» TASK TO CARRY OUT: Repeat the material below exactly, line for line.

» Data entries:

# # # #

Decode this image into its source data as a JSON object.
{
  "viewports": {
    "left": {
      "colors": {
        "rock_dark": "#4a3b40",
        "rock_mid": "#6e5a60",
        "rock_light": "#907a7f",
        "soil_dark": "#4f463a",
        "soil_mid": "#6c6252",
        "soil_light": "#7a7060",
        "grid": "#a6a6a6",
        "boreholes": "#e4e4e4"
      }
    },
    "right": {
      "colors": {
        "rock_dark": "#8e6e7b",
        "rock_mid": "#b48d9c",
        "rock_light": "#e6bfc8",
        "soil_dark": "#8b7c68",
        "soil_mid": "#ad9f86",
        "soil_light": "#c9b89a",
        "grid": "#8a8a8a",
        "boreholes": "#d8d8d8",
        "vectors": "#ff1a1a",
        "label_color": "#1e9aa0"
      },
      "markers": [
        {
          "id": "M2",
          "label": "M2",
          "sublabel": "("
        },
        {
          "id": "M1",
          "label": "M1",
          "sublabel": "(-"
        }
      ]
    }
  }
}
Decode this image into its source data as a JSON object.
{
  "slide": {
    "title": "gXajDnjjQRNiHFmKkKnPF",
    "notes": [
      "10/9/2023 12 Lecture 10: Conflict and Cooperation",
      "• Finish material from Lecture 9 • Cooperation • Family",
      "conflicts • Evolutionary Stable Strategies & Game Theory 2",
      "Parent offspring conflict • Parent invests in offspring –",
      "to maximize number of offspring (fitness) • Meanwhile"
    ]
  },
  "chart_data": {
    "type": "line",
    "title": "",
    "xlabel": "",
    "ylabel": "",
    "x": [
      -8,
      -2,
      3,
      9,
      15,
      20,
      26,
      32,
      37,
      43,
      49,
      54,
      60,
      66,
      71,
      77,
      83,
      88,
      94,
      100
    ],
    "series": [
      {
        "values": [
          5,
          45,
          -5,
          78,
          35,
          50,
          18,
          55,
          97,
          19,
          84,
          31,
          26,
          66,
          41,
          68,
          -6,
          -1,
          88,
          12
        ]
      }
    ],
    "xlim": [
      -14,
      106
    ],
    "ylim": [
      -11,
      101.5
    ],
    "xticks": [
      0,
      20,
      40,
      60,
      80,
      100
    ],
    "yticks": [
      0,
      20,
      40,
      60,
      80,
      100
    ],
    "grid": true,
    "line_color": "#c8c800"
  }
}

# # # #

» TASK RESPONSE:
Decode this image into its source data as a JSON object.
{
  "viewports": {
    "left": {
      "colors": {
        "rock_dark": "#4a3b40",
        "rock_mid": "#6e5a60",
        "rock_light": "#907a7f",
        "soil_dark": "#4f463a",
        "soil_mid": "#6c6252",
        "soil_light": "#7a7060",
        "grid": "#a6a6a6",
        "boreholes": "#e4e4e4"
      }
    },
    "right": {
      "colors": {
        "rock_dark": "#8e6e7b",
        "rock_mid": "#b48d9c",
        "rock_light": "#e6bfc8",
        "soil_dark": "#8b7c68",
        "soil_mid": "#ad9f86",
        "soil_light": "#c9b89a",
        "grid": "#8a8a8a",
        "boreholes": "#d8d8d8",
        "vectors": "#ff1a1a",
        "label_color": "#1e9aa0"
      },
      "markers": [
        {
          "id": "M2",
          "label": "M2",
          "sublabel": "("
        },
        {
          "id": "M1",
          "label": "M1",
          "sublabel": "(-"
        }
      ]
    }
  }
}
Decode this image into its source data as a JSON object.
{
  "slide": {
    "title": "gXajDnjjQRNiHFmKkKnPF",
    "notes": [
      "10/9/2023 12 Lecture 10: Conflict and Cooperation",
      "• Finish material from Lecture 9 • Cooperation • Family",
      "conflicts • Evolutionary Stable Strategies & Game Theory 2",
      "Parent offspring conflict • Parent invests in offspring –",
      "to maximize number of offspring (fitness) • Meanwhile"
    ]
  },
  "chart_data": {
    "type": "line",
    "title": "",
    "xlabel": "",
    "ylabel": "",
    "x": [
      -8,
      -2,
      3,
      9,
      15,
      20,
      26,
      32,
      37,
      43,
      49,
      54,
      60,
      66,
      71,
      77,
      83,
      88,
      94,
      100
    ],
    "series": [
      {
        "values": [
          5,
          45,
          -5,
          78,
          35,
          50,
          18,
          55,
          97,
          19,
          84,
          31,
          26,
          66,
          41,
          68,
          -6,
          -1,
          88,
          12
        ]
      }
    ],
    "xlim": [
      -14,
      106
    ],
    "ylim": [
      -11,
      101.5
    ],
    "xticks": [
      0,
      20,
      40,
      60,
      80,
      100
    ],
    "yticks": [
      0,
      20,
      40,
      60,
      80,
      100
    ],
    "grid": true,
    "line_color": "#c8c800"
  }
}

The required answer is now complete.